**What you will do:**
Determine the number of lines in the listing below where the string "international" occurs; answer with the number alone.

Collection entries
start

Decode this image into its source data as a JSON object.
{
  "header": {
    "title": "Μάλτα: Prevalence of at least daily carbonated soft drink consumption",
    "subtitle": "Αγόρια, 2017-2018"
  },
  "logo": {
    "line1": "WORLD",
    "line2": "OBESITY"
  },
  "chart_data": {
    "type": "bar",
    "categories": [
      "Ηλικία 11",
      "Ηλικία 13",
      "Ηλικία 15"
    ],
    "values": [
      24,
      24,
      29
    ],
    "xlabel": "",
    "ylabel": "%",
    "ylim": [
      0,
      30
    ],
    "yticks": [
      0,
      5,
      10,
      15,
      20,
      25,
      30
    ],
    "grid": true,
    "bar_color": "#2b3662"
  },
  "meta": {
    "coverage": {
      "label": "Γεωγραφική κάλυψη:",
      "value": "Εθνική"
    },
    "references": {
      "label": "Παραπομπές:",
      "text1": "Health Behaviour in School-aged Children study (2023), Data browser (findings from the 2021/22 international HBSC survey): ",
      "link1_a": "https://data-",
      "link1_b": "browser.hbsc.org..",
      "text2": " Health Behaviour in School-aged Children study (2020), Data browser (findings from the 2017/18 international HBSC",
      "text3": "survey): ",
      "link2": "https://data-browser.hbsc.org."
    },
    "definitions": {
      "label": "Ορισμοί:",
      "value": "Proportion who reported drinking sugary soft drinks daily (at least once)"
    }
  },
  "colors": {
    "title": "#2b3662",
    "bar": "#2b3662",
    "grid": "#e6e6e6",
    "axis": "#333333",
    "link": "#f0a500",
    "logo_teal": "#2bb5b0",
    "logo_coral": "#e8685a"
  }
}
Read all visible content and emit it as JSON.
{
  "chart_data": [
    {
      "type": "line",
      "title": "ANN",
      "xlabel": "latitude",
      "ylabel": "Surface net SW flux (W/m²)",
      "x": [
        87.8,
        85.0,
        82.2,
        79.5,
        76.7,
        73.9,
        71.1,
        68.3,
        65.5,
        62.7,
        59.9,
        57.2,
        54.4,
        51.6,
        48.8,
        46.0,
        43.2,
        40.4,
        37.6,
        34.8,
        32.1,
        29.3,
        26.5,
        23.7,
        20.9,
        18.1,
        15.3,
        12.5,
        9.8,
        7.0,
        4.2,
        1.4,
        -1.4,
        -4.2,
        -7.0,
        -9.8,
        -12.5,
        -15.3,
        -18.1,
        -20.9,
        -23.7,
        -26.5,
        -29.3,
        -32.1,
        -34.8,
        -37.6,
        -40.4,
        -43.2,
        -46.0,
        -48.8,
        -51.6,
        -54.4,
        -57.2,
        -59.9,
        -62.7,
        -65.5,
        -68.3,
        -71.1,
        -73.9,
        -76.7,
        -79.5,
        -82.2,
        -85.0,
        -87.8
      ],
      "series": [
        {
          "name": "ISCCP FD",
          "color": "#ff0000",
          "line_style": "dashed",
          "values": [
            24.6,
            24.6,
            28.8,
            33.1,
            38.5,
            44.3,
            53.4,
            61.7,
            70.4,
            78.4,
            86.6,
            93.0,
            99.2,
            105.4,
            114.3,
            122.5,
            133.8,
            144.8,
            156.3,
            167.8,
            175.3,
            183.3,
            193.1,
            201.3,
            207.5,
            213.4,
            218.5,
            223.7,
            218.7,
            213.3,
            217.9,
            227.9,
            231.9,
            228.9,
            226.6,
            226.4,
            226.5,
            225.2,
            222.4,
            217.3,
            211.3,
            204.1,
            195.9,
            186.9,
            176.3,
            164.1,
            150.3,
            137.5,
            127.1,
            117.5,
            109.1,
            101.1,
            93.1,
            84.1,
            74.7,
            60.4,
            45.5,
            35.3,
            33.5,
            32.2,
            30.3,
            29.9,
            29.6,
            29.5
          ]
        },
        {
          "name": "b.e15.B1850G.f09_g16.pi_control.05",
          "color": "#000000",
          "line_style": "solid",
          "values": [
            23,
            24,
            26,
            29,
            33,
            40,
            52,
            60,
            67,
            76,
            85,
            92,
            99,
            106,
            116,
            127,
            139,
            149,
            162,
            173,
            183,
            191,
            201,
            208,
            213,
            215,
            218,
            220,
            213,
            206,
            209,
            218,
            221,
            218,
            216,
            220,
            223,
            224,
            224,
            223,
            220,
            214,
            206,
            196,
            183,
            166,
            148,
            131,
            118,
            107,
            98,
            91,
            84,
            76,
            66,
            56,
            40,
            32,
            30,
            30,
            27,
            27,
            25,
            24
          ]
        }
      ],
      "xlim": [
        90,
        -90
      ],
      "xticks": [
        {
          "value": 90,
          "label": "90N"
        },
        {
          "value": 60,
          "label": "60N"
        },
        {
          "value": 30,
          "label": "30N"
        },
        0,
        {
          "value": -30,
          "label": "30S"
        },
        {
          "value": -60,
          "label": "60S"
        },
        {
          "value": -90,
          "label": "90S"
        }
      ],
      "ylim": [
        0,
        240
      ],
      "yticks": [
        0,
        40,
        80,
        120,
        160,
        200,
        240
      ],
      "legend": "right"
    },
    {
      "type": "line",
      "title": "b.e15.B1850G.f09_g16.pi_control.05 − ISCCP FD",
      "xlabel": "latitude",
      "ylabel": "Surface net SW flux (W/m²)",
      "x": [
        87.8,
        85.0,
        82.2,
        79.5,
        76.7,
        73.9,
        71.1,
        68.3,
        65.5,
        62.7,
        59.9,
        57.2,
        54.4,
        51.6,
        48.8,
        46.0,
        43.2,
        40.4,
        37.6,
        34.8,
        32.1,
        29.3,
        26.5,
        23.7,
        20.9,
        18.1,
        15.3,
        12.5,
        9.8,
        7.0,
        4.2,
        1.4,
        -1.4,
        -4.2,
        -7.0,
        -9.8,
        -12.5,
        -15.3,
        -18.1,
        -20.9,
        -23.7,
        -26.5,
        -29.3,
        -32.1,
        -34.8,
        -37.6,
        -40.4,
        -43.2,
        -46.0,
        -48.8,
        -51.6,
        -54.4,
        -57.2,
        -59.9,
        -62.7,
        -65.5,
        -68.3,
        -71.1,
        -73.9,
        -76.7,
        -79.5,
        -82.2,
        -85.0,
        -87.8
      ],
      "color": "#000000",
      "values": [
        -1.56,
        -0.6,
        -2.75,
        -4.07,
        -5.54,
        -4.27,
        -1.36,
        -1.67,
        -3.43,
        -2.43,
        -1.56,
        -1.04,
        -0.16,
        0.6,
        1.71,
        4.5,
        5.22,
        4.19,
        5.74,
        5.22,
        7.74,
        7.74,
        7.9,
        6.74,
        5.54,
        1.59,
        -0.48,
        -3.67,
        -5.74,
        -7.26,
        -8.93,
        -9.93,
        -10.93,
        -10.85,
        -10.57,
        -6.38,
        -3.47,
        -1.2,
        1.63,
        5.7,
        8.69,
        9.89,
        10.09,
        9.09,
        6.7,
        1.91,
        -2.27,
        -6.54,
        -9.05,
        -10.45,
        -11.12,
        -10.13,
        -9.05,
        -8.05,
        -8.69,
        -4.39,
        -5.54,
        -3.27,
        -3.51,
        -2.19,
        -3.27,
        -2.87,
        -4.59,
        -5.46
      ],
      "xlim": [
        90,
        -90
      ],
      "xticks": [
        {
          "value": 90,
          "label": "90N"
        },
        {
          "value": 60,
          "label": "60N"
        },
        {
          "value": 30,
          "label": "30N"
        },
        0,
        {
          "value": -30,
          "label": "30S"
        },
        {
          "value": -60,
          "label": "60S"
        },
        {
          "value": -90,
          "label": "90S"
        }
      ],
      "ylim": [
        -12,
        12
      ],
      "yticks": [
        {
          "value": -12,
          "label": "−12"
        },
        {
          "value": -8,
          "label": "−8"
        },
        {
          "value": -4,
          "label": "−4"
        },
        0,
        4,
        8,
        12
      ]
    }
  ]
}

end

**Worked solution:**
2